▶ **作業内容 1**:
抜粋を読み、次の問いに答えなさい。
(a) 銚子港とともに日本三大漁港と呼ばれている二つの港はどこか。
(b) 政府の対策本部は、新型コロナの感染法上の位置づけをいつから移行すると決めたか。
(c) その移行で、位置づけは何から何に変わるか。
▶ **作業内容 2**: 抜粋のうち、「銚子港は、釧路港、焼津港とともに日本三大漁港と呼ばれている(写真:アフロ)」で始まり「一方、同じ日に、中国からはこんなニュースも入ってきました。」で終わる部分を、一字一句変えずに書き写しなさい。

▶ **抜粋**:
╭──

銚子港は、釧路港、焼津港とともに日本三大漁港と呼ばれている(写真:アフロ)

(柳原 三佳・ノンフィクション作家)

 国内で新型コロナウイルスの感染者が確認されてから間もなく3年。この間、私たちは第1波から第8波まで、感染拡大の波を幾度も経験し、東京オリンピックをはじめさまざまなイベントや行事の延期や中止を余儀なくされてきました。

 しかし、2023年に入って早々、大きな動きがありました。政府の対策本部は今年5月8日より、新型コロナの感染法上の位置づけを現在の「2類相当」から、季節性インフルエンザなどと同じ「5類」に移行することを決めたのです。

<新型コロナ 「5類」への移行 5月8日に 政府が方針決定 >(1月27日、NHK)https://www3.nhk.or.jp/news/html/20230127/k10013963141000.html

 一方、同じ日に、中国からはこんなニュースも入ってきました。

╰──

▶ **提供情報**:

╭──

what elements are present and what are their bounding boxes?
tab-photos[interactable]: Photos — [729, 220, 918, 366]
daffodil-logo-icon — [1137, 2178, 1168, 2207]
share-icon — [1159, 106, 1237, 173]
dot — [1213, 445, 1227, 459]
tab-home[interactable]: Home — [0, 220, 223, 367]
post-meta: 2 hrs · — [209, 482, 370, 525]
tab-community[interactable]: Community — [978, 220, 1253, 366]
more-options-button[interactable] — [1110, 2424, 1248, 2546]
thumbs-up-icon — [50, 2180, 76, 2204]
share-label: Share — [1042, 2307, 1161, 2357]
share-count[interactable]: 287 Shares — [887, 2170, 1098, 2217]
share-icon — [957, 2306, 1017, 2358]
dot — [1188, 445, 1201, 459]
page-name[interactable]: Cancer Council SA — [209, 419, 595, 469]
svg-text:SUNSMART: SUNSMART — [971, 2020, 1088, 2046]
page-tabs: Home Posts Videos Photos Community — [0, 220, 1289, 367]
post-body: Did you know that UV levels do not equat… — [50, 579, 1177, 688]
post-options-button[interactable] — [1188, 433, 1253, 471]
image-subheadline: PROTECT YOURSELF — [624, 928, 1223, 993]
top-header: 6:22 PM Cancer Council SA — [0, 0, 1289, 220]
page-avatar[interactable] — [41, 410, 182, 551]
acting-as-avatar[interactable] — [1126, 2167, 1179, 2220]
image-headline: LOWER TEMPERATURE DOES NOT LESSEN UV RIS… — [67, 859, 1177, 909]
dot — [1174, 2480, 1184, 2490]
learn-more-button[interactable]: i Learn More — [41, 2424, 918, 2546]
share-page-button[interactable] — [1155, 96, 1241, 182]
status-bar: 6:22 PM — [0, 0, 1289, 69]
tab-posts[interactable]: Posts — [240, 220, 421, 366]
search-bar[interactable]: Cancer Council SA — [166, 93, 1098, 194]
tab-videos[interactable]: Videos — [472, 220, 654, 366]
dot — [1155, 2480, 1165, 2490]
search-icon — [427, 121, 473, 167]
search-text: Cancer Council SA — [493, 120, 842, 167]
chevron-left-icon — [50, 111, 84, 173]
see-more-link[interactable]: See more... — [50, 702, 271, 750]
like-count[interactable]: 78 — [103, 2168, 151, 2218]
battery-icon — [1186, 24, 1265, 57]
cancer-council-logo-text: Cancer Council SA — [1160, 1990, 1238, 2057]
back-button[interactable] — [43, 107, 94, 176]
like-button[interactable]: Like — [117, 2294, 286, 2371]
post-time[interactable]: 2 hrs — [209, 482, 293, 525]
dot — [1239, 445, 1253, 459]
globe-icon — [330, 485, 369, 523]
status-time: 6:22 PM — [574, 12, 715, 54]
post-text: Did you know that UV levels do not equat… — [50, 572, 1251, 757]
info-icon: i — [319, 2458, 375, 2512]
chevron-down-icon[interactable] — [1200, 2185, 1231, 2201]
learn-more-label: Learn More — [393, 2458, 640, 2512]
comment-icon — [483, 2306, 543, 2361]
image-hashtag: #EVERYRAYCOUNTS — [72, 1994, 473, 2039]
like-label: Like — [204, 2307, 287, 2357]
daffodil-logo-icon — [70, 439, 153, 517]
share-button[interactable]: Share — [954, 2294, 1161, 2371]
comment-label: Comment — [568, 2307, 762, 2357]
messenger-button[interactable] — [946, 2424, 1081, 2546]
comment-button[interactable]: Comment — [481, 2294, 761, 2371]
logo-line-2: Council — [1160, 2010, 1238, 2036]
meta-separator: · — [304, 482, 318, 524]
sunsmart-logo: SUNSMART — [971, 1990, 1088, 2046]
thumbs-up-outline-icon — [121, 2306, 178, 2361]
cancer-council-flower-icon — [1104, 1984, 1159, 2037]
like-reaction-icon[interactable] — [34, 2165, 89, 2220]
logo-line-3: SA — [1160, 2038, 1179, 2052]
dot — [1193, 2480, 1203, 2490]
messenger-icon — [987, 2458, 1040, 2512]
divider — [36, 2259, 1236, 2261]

╰──

▶ **解答例 1**:
(a) 釧路港と焼津港
(b) 今年（2023年）5月8日
(c) 「2類相当」から「5類」

▶ **解答例 2**:
銚子港は、釧路港、焼津港とともに日本三大漁港と呼ばれている(写真:アフロ)

(柳原 三佳・ノンフィクション作家)

 国内で新型コロナウイルスの感染者が確認されてから間もなく3年。この間、私たちは第1波から第8波まで、感染拡大の波を幾度も経験し、東京オリンピックをはじめさまざまなイベントや行事の延期や中止を余儀なくされてきました。

 しかし、2023年に入って早々、大きな動きがありました。政府の対策本部は今年5月8日より、新型コロナの感染法上の位置づけを現在の「2類相当」から、季節性インフルエンザなどと同じ「5類」に移行することを決めたのです。

<新型コロナ 「5類」への移行 5月8日に 政府が方針決定 >(1月27日、NHK)https://www3.nhk.or.jp/news/html/20230127/k10013963141000.html

 一方、同じ日に、中国からはこんなニュースも入ってきました。